===== Document excerpt

How Language Influences Visual Bias in Vision Language Models

Visual Perception of AI Models: Shape or Texture?

Vision Language Models (VLMs) have revolutionized computer vision in recent years. They enable a variety of new applications, from zero-shot image classification and image description to answering visual questions. In contrast to purely image-processing models, VLMs offer the ability to access visual content through language. The diverse applications of these models raise the question of how closely their visual perception aligns with that of humans. In particular, it is interesting to investigate how VLMs adopt human visual biases through the multimodal fusion of image and text, or whether they simply inherit them from pure image processing models.

A significant visual bias is the so-called texture-shape bias, which describes whether local or global information is dominant. Simply put: Does the model focus more on the fine details of the surface (texture) or on the general shape of an object? Humans tend strongly to recognize objects based on their shape. This study investigates how this bias is expressed in a range of common VLMs.

==========

■ Short task 1 ■
Return the passage of the article on visual bias in vision language models from "How Language Influences" to "image processing models.", keeping every word unchanged.
■ Short task 2 ■
In the article on visual bias in vision language models, what raises the question of how closely VLM visual perception aligns with that of humans?

===== Supplied material

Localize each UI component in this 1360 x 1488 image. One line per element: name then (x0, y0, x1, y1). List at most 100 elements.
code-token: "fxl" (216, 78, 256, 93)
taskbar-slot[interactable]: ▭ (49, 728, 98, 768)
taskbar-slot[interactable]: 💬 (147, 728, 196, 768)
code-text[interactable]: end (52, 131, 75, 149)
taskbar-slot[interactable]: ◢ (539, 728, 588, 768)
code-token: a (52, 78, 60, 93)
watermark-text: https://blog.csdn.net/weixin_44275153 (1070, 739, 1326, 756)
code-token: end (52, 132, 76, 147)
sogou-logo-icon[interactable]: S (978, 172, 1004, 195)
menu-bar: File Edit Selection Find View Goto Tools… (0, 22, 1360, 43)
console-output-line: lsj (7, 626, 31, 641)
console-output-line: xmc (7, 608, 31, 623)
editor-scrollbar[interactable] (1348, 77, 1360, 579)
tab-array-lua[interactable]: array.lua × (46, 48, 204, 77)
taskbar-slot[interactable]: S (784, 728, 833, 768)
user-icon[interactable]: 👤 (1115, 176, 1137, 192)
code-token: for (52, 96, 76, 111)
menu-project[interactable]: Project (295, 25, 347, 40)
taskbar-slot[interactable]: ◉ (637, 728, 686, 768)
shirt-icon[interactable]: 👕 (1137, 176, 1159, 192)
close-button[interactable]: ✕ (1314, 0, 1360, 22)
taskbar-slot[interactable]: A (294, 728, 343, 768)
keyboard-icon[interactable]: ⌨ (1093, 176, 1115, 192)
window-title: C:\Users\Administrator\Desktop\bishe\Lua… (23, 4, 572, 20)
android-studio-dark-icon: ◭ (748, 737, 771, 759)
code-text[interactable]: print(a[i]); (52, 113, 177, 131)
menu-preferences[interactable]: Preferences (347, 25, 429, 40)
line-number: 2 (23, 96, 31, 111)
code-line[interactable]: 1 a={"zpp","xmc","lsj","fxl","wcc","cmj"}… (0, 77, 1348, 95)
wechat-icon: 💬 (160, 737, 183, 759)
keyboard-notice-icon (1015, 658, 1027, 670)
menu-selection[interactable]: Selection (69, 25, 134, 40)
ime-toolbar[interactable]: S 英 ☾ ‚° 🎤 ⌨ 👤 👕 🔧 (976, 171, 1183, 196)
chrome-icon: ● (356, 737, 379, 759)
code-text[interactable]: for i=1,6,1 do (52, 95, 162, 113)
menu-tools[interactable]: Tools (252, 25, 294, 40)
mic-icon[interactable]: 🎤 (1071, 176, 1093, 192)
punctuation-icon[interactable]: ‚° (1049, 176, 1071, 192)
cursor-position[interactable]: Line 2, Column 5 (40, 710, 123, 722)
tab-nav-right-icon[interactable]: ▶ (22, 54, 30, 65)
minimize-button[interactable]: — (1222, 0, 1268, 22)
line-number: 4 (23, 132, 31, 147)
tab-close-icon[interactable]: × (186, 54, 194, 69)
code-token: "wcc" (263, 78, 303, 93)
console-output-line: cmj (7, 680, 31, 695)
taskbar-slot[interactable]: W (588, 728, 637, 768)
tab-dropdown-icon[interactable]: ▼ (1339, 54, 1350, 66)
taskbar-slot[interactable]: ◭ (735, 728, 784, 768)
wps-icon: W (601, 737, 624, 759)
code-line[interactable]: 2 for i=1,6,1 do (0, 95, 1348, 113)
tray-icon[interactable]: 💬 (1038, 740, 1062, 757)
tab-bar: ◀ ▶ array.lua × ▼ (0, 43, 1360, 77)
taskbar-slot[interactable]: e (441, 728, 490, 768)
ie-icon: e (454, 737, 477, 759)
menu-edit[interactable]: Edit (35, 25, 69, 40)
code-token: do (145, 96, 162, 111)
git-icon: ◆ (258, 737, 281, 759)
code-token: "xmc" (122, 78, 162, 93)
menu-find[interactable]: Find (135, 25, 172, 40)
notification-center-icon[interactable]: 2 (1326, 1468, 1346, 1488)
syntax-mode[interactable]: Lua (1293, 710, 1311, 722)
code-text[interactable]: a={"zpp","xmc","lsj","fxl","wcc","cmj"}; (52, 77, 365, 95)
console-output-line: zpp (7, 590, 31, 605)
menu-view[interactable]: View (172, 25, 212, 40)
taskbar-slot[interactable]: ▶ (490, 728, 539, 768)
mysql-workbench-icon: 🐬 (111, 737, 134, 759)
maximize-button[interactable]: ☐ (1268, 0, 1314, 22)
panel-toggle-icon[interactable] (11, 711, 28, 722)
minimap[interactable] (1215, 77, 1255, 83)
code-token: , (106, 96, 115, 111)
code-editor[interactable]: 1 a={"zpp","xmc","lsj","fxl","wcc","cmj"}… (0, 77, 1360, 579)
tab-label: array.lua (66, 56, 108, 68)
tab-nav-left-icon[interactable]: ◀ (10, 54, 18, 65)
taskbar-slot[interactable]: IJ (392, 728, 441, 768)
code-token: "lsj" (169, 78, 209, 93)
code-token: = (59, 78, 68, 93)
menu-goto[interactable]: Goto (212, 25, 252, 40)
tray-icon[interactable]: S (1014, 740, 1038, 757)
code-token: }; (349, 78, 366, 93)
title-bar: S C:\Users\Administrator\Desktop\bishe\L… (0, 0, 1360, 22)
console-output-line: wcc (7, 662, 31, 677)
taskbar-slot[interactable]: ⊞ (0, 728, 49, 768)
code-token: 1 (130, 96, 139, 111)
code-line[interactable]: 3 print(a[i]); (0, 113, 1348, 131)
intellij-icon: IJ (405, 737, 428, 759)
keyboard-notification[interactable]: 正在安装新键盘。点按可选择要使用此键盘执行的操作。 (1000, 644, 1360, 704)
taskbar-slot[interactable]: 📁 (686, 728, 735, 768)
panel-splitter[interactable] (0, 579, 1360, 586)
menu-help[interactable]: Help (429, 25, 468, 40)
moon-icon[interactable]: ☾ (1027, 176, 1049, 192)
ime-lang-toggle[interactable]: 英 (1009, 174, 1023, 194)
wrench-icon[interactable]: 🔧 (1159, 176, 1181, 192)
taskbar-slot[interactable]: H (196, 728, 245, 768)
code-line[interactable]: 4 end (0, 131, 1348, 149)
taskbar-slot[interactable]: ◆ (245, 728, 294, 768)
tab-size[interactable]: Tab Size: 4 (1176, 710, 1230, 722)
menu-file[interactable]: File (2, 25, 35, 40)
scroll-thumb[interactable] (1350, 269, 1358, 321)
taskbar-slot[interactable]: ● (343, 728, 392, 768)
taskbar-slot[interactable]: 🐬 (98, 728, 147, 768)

==========
===== Supplied material

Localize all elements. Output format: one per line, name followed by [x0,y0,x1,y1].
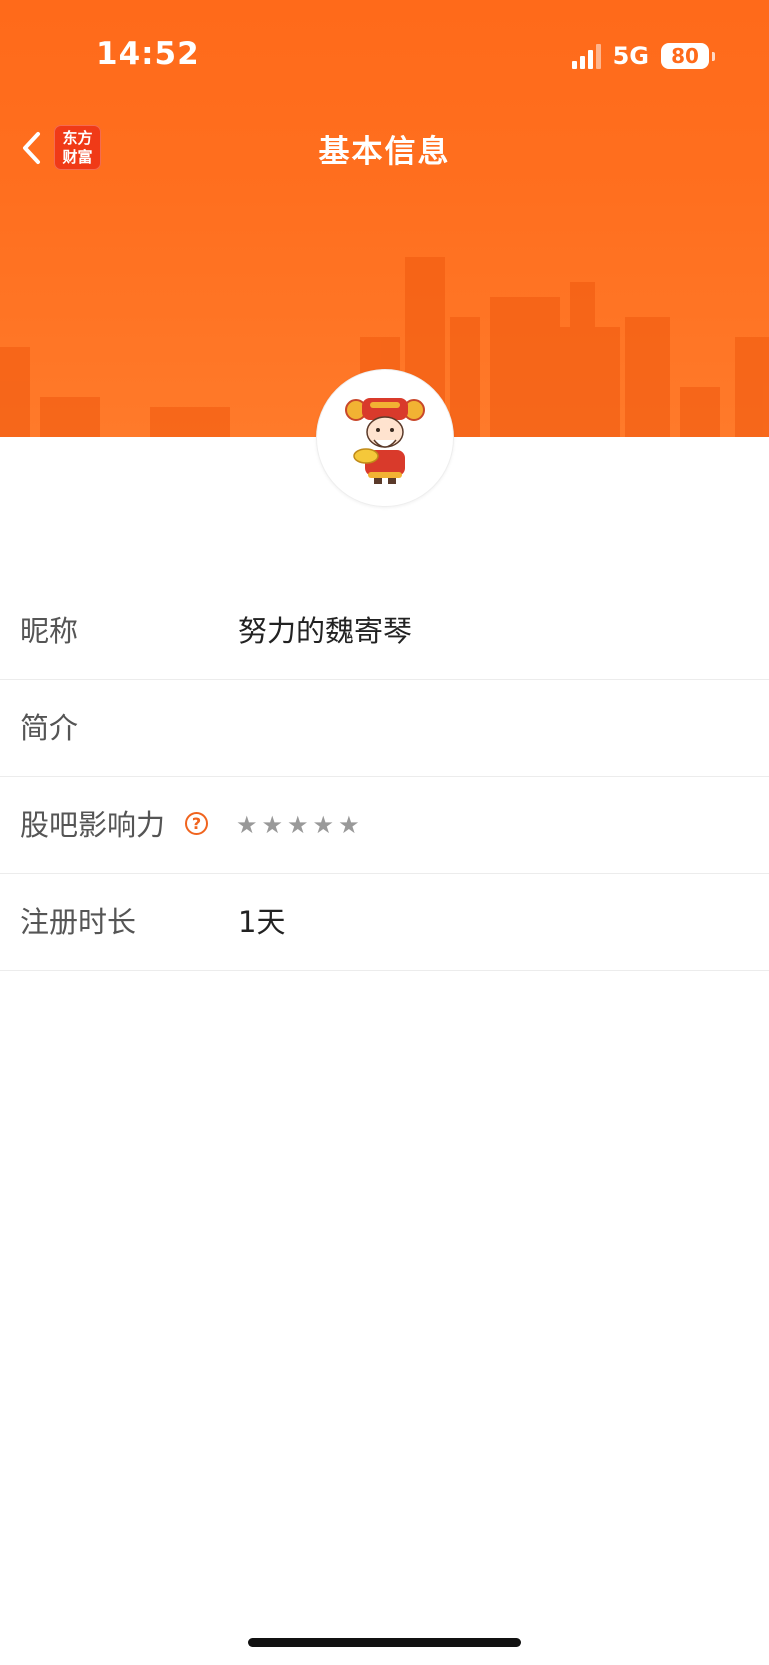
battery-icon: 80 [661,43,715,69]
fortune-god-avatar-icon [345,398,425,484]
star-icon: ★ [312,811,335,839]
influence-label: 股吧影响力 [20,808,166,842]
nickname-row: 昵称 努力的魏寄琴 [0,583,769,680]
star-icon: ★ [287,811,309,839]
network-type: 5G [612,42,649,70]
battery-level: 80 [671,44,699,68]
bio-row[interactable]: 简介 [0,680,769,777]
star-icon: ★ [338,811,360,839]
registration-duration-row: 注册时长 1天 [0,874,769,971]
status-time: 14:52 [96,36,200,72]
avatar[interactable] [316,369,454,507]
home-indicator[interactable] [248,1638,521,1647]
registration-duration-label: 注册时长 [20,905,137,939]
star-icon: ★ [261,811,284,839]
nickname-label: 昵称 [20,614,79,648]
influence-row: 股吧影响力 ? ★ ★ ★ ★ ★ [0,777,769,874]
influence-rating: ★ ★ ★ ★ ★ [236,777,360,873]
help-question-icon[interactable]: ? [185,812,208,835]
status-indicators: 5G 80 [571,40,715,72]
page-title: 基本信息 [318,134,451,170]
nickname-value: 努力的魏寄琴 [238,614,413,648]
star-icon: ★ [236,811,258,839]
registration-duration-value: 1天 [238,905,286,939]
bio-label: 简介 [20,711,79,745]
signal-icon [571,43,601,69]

==========

■ Correct result 1 ■
How Language Influences Visual Bias in Vision Language Models

Visual Perception of AI Models: Shape or Texture?

Vision Language Models (VLMs) have revolutionized computer vision in recent years. They enable a variety of new applications, from zero-shot image classification and image description to answering visual questions. In contrast to purely image-processing models, VLMs offer the ability to access visual content through language. The diverse applications of these models raise the question of how closely their visual perception aligns with that of humans. In particular, it is interesting to investigate how VLMs adopt human visual biases through the multimodal fusion of image and text, or whether they simply inherit them from pure image processing models.

■ Correct result 2 ■
The many different applications of these models raise that question. They range from zero-shot image classification and image description to answering visual questions.